> [SUPPLIED INFORMATION]
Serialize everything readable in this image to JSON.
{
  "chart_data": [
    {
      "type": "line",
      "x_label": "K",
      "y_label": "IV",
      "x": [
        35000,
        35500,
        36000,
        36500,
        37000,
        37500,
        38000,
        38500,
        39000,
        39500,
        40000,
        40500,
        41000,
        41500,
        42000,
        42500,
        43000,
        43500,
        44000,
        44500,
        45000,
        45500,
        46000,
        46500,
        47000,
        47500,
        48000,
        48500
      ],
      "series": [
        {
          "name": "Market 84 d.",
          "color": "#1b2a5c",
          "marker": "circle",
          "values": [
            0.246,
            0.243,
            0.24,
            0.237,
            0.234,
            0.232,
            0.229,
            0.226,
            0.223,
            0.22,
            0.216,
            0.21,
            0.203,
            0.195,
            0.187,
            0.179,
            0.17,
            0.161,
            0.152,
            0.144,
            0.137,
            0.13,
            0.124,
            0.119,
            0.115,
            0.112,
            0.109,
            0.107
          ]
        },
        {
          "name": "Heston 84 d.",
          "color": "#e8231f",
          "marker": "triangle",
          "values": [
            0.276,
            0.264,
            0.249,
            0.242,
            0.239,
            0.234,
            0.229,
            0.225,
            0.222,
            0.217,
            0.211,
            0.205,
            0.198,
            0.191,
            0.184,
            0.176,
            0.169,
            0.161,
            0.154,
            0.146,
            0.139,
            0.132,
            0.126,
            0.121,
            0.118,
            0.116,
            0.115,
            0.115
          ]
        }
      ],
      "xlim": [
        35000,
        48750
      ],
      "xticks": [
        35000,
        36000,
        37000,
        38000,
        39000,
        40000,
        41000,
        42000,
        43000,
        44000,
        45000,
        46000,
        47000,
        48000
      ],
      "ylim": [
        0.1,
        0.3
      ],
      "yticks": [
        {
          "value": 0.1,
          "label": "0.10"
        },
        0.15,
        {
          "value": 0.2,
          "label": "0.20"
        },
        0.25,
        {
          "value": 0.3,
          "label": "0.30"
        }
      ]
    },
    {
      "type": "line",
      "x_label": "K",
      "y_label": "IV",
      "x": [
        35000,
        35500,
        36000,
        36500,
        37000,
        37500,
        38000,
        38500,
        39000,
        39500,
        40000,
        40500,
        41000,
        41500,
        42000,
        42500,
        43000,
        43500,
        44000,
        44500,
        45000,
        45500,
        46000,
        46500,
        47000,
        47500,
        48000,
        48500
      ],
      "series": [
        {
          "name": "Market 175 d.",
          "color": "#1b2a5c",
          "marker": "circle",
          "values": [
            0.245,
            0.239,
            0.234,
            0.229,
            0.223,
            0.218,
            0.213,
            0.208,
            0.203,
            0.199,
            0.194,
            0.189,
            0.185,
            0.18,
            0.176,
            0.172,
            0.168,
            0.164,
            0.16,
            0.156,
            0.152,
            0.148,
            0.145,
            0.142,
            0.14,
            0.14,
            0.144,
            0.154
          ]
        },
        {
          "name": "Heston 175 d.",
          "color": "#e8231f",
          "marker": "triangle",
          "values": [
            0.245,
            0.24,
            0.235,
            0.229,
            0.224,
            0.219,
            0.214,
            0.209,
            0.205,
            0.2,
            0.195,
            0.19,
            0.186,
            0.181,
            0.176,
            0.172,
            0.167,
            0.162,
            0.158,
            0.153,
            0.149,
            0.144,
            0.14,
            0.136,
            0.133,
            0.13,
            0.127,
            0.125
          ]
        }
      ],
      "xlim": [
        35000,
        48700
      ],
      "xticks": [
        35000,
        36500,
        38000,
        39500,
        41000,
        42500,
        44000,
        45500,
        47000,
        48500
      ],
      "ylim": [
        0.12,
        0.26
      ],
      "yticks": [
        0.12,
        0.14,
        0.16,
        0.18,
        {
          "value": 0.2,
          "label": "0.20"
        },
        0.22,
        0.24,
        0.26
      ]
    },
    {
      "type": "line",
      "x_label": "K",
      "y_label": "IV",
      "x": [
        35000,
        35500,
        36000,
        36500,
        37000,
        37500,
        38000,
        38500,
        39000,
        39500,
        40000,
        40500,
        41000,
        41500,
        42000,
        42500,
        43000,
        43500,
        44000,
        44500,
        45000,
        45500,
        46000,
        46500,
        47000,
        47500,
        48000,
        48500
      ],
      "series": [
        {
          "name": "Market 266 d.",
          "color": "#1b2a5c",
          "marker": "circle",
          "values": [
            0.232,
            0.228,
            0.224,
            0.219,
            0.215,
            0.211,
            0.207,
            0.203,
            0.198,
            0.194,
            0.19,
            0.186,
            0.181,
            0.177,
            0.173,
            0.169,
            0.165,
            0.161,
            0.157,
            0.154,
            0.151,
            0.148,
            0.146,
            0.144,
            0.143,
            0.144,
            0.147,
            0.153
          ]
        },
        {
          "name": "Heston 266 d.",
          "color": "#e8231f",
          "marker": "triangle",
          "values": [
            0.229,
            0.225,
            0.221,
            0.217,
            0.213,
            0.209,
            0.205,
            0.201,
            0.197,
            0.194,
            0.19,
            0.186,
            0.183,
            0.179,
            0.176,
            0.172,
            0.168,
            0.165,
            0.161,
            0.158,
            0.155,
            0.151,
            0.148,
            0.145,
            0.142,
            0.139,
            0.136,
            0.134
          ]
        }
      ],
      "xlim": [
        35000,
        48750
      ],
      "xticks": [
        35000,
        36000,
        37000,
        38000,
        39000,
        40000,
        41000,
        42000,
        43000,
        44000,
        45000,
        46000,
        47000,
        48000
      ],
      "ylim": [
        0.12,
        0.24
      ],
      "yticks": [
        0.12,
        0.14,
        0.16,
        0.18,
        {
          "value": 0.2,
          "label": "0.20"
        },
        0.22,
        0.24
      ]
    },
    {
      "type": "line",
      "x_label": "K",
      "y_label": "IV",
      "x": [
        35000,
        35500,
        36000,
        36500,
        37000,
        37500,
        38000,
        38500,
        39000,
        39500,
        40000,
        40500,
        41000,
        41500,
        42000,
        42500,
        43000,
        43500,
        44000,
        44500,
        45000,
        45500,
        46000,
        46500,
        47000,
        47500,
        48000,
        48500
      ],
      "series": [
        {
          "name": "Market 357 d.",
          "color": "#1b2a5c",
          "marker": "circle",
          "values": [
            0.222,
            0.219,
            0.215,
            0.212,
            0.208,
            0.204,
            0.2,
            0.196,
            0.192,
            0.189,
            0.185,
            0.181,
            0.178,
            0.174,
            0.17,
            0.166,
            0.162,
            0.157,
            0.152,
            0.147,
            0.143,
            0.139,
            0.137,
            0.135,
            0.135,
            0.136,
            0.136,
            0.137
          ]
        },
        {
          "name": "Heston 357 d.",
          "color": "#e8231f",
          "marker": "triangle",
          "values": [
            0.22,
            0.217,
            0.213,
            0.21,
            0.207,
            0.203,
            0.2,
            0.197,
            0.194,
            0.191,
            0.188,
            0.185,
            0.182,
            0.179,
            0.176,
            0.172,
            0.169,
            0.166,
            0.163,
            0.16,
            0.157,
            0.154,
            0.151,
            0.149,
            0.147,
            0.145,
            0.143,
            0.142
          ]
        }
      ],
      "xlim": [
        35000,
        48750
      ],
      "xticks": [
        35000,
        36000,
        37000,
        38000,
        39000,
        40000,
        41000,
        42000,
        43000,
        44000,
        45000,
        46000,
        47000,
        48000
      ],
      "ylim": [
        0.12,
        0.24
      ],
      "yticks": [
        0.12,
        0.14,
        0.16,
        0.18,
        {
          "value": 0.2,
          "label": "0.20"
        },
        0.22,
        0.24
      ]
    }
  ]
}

> [TASK DIRECTIONS] Please repeat the listing above in full and exactly.

> [RESPONSE TO THE EXERCISE]
Serialize everything readable in this image to JSON.
{
  "chart_data": [
    {
      "type": "line",
      "x_label": "K",
      "y_label": "IV",
      "x": [
        35000,
        35500,
        36000,
        36500,
        37000,
        37500,
        38000,
        38500,
        39000,
        39500,
        40000,
        40500,
        41000,
        41500,
        42000,
        42500,
        43000,
        43500,
        44000,
        44500,
        45000,
        45500,
        46000,
        46500,
        47000,
        47500,
        48000,
        48500
      ],
      "series": [
        {
          "name": "Market 84 d.",
          "color": "#1b2a5c",
          "marker": "circle",
          "values": [
            0.246,
            0.243,
            0.24,
            0.237,
            0.234,
            0.232,
            0.229,
            0.226,
            0.223,
            0.22,
            0.216,
            0.21,
            0.203,
            0.195,
            0.187,
            0.179,
            0.17,
            0.161,
            0.152,
            0.144,
            0.137,
            0.13,
            0.124,
            0.119,
            0.115,
            0.112,
            0.109,
            0.107
          ]
        },
        {
          "name": "Heston 84 d.",
          "color": "#e8231f",
          "marker": "triangle",
          "values": [
            0.276,
            0.264,
            0.249,
            0.242,
            0.239,
            0.234,
            0.229,
            0.225,
            0.222,
            0.217,
            0.211,
            0.205,
            0.198,
            0.191,
            0.184,
            0.176,
            0.169,
            0.161,
            0.154,
            0.146,
            0.139,
            0.132,
            0.126,
            0.121,
            0.118,
            0.116,
            0.115,
            0.115
          ]
        }
      ],
      "xlim": [
        35000,
        48750
      ],
      "xticks": [
        35000,
        36000,
        37000,
        38000,
        39000,
        40000,
        41000,
        42000,
        43000,
        44000,
        45000,
        46000,
        47000,
        48000
      ],
      "ylim": [
        0.1,
        0.3
      ],
      "yticks": [
        {
          "value": 0.1,
          "label": "0.10"
        },
        0.15,
        {
          "value": 0.2,
          "label": "0.20"
        },
        0.25,
        {
          "value": 0.3,
          "label": "0.30"
        }
      ]
    },
    {
      "type": "line",
      "x_label": "K",
      "y_label": "IV",
      "x": [
        35000,
        35500,
        36000,
        36500,
        37000,
        37500,
        38000,
        38500,
        39000,
        39500,
        40000,
        40500,
        41000,
        41500,
        42000,
        42500,
        43000,
        43500,
        44000,
        44500,
        45000,
        45500,
        46000,
        46500,
        47000,
        47500,
        48000,
        48500
      ],
      "series": [
        {
          "name": "Market 175 d.",
          "color": "#1b2a5c",
          "marker": "circle",
          "values": [
            0.245,
            0.239,
            0.234,
            0.229,
            0.223,
            0.218,
            0.213,
            0.208,
            0.203,
            0.199,
            0.194,
            0.189,
            0.185,
            0.18,
            0.176,
            0.172,
            0.168,
            0.164,
            0.16,
            0.156,
            0.152,
            0.148,
            0.145,
            0.142,
            0.14,
            0.14,
            0.144,
            0.154
          ]
        },
        {
          "name": "Heston 175 d.",
          "color": "#e8231f",
          "marker": "triangle",
          "values": [
            0.245,
            0.24,
            0.235,
            0.229,
            0.224,
            0.219,
            0.214,
            0.209,
            0.205,
            0.2,
            0.195,
            0.19,
            0.186,
            0.181,
            0.176,
            0.172,
            0.167,
            0.162,
            0.158,
            0.153,
            0.149,
            0.144,
            0.14,
            0.136,
            0.133,
            0.13,
            0.127,
            0.125
          ]
        }
      ],
      "xlim": [
        35000,
        48700
      ],
      "xticks": [
        35000,
        36500,
        38000,
        39500,
        41000,
        42500,
        44000,
        45500,
        47000,
        48500
      ],
      "ylim": [
        0.12,
        0.26
      ],
      "yticks": [
        0.12,
        0.14,
        0.16,
        0.18,
        {
          "value": 0.2,
          "label": "0.20"
        },
        0.22,
        0.24,
        0.26
      ]
    },
    {
      "type": "line",
      "x_label": "K",
      "y_label": "IV",
      "x": [
        35000,
        35500,
        36000,
        36500,
        37000,
        37500,
        38000,
        38500,
        39000,
        39500,
        40000,
        40500,
        41000,
        41500,
        42000,
        42500,
        43000,
        43500,
        44000,
        44500,
        45000,
        45500,
        46000,
        46500,
        47000,
        47500,
        48000,
        48500
      ],
      "series": [
        {
          "name": "Market 266 d.",
          "color": "#1b2a5c",
          "marker": "circle",
          "values": [
            0.232,
            0.228,
            0.224,
            0.219,
            0.215,
            0.211,
            0.207,
            0.203,
            0.198,
            0.194,
            0.19,
            0.186,
            0.181,
            0.177,
            0.173,
            0.169,
            0.165,
            0.161,
            0.157,
            0.154,
            0.151,
            0.148,
            0.146,
            0.144,
            0.143,
            0.144,
            0.147,
            0.153
          ]
        },
        {
          "name": "Heston 266 d.",
          "color": "#e8231f",
          "marker": "triangle",
          "values": [
            0.229,
            0.225,
            0.221,
            0.217,
            0.213,
            0.209,
            0.205,
            0.201,
            0.197,
            0.194,
            0.19,
            0.186,
            0.183,
            0.179,
            0.176,
            0.172,
            0.168,
            0.165,
            0.161,
            0.158,
            0.155,
            0.151,
            0.148,
            0.145,
            0.142,
            0.139,
            0.136,
            0.134
          ]
        }
      ],
      "xlim": [
        35000,
        48750
      ],
      "xticks": [
        35000,
        36000,
        37000,
        38000,
        39000,
        40000,
        41000,
        42000,
        43000,
        44000,
        45000,
        46000,
        47000,
        48000
      ],
      "ylim": [
        0.12,
        0.24
      ],
      "yticks": [
        0.12,
        0.14,
        0.16,
        0.18,
        {
          "value": 0.2,
          "label": "0.20"
        },
        0.22,
        0.24
      ]
    },
    {
      "type": "line",
      "x_label": "K",
      "y_label": "IV",
      "x": [
        35000,
        35500,
        36000,
        36500,
        37000,
        37500,
        38000,
        38500,
        39000,
        39500,
        40000,
        40500,
        41000,
        41500,
        42000,
        42500,
        43000,
        43500,
        44000,
        44500,
        45000,
        45500,
        46000,
        46500,
        47000,
        47500,
        48000,
        48500
      ],
      "series": [
        {
          "name": "Market 357 d.",
          "color": "#1b2a5c",
          "marker": "circle",
          "values": [
            0.222,
            0.219,
            0.215,
            0.212,
            0.208,
            0.204,
            0.2,
            0.196,
            0.192,
            0.189,
            0.185,
            0.181,
            0.178,
            0.174,
            0.17,
            0.166,
            0.162,
            0.157,
            0.152,
            0.147,
            0.143,
            0.139,
            0.137,
            0.135,
            0.135,
            0.136,
            0.136,
            0.137
          ]
        },
        {
          "name": "Heston 357 d.",
          "color": "#e8231f",
          "marker": "triangle",
          "values": [
            0.22,
            0.217,
            0.213,
            0.21,
            0.207,
            0.203,
            0.2,
            0.197,
            0.194,
            0.191,
            0.188,
            0.185,
            0.182,
            0.179,
            0.176,
            0.172,
            0.169,
            0.166,
            0.163,
            0.16,
            0.157,
            0.154,
            0.151,
            0.149,
            0.147,
            0.145,
            0.143,
            0.142
          ]
        }
      ],
      "xlim": [
        35000,
        48750
      ],
      "xticks": [
        35000,
        36000,
        37000,
        38000,
        39000,
        40000,
        41000,
        42000,
        43000,
        44000,
        45000,
        46000,
        47000,
        48000
      ],
      "ylim": [
        0.12,
        0.24
      ],
      "yticks": [
        0.12,
        0.14,
        0.16,
        0.18,
        {
          "value": 0.2,
          "label": "0.20"
        },
        0.22,
        0.24
      ]
    }
  ]
}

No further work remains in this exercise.